_TASK INSTRUCTIONS_
Using the data below, copy each line that includes the word "fields".
* * *
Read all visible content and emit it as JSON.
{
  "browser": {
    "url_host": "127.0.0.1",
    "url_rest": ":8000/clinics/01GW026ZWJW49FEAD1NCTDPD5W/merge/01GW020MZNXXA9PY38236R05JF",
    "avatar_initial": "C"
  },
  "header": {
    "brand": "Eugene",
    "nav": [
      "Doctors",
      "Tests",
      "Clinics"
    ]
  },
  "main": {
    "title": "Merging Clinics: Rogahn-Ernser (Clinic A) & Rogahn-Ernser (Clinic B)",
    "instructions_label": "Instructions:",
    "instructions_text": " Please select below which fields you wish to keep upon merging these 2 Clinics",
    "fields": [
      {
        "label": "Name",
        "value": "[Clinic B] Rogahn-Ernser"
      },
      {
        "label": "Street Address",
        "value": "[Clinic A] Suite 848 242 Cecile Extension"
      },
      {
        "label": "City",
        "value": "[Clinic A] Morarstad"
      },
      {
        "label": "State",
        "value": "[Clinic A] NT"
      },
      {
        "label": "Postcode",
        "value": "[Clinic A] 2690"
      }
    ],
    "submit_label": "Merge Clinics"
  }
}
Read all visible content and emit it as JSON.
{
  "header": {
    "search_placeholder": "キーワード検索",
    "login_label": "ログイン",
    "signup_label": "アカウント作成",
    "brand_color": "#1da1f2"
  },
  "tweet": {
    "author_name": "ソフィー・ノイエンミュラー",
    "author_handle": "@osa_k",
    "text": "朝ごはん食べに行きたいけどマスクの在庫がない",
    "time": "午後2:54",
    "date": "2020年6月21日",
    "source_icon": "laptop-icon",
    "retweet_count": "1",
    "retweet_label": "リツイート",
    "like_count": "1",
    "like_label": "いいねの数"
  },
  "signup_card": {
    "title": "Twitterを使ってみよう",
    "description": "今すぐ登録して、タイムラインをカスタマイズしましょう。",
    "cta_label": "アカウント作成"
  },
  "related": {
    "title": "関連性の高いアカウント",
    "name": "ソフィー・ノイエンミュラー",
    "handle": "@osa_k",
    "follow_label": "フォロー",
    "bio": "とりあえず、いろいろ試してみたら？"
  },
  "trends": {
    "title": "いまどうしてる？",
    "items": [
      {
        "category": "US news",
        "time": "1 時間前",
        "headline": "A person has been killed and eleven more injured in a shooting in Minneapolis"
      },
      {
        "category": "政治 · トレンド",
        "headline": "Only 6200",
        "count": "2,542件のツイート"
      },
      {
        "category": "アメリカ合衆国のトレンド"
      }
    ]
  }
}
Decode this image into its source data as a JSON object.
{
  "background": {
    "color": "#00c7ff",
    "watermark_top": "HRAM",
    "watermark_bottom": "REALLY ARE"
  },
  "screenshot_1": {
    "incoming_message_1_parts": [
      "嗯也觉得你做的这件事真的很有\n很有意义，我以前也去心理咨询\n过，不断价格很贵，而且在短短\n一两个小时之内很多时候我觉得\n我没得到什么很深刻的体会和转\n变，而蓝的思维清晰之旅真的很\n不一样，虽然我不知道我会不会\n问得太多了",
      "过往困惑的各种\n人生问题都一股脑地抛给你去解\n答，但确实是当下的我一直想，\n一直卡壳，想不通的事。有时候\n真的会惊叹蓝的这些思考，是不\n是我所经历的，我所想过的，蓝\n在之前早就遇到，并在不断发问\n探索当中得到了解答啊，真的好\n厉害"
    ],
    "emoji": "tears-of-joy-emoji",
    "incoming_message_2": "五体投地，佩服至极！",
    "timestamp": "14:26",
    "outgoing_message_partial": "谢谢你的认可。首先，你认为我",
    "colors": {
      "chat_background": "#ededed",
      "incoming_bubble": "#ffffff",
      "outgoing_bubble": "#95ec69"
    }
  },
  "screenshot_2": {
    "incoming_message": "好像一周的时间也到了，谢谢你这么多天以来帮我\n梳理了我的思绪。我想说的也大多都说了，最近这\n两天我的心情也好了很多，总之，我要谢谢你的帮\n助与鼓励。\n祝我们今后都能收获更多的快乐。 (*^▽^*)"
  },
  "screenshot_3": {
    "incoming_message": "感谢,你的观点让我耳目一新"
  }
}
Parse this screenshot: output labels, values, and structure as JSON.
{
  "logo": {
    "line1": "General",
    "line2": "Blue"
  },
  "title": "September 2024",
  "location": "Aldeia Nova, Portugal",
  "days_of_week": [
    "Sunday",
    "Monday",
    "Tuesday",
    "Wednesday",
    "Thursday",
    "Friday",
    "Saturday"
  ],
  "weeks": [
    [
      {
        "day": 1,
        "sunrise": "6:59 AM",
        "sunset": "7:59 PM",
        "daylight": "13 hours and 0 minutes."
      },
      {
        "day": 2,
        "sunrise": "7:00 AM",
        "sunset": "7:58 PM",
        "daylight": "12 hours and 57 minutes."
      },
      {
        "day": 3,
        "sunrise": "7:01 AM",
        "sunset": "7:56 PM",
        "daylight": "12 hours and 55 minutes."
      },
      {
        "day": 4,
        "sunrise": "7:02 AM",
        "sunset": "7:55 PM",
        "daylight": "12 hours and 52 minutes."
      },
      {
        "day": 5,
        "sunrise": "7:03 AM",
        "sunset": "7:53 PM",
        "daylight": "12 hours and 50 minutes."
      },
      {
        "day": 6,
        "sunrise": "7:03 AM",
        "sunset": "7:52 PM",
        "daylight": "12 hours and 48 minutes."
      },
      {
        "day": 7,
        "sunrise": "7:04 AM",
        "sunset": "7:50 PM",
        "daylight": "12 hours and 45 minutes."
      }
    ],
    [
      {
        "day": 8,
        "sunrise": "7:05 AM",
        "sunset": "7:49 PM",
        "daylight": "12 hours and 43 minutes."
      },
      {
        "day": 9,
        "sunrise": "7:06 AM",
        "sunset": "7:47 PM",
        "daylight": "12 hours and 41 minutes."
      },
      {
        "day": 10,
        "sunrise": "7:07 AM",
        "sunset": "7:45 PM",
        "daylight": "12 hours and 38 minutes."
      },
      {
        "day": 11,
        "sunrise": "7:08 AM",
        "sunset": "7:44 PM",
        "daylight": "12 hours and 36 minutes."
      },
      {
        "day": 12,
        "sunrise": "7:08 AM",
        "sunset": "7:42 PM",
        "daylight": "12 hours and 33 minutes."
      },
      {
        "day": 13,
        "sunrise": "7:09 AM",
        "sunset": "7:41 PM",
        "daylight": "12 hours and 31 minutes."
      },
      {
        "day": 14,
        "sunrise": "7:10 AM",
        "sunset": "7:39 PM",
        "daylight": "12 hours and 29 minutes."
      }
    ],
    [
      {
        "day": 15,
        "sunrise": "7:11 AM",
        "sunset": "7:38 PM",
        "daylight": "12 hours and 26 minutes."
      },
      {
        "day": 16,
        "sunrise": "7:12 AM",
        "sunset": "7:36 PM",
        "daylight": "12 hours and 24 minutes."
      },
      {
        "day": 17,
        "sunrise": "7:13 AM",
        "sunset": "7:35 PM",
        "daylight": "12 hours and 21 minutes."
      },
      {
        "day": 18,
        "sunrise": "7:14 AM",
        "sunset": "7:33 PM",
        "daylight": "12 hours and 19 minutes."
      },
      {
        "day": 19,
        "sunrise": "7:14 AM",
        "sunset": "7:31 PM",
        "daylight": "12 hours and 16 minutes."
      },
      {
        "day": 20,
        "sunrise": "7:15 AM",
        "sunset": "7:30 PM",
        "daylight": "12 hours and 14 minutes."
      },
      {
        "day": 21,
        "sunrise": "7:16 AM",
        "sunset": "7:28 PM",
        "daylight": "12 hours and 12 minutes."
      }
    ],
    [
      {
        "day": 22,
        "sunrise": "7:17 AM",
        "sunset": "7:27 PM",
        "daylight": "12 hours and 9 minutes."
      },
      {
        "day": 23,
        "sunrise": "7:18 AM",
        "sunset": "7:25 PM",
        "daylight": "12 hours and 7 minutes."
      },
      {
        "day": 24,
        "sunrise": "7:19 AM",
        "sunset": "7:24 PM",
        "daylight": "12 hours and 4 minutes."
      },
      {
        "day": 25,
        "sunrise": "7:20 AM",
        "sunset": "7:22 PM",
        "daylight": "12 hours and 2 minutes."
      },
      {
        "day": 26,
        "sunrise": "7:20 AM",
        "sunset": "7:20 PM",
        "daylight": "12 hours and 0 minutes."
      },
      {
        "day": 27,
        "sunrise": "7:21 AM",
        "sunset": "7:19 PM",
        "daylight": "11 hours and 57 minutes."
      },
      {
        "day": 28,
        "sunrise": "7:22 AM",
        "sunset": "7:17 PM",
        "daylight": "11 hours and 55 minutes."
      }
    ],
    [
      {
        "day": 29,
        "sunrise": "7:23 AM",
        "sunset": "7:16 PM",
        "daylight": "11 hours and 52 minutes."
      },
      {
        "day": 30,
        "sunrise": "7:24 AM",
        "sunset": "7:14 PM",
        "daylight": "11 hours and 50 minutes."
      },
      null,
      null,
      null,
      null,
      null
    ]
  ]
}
* * *
_TASK SOLUTION_
    "instructions_text": " Please select below which fields you wish to keep upon merging these 2 Clinics",
    "fields": [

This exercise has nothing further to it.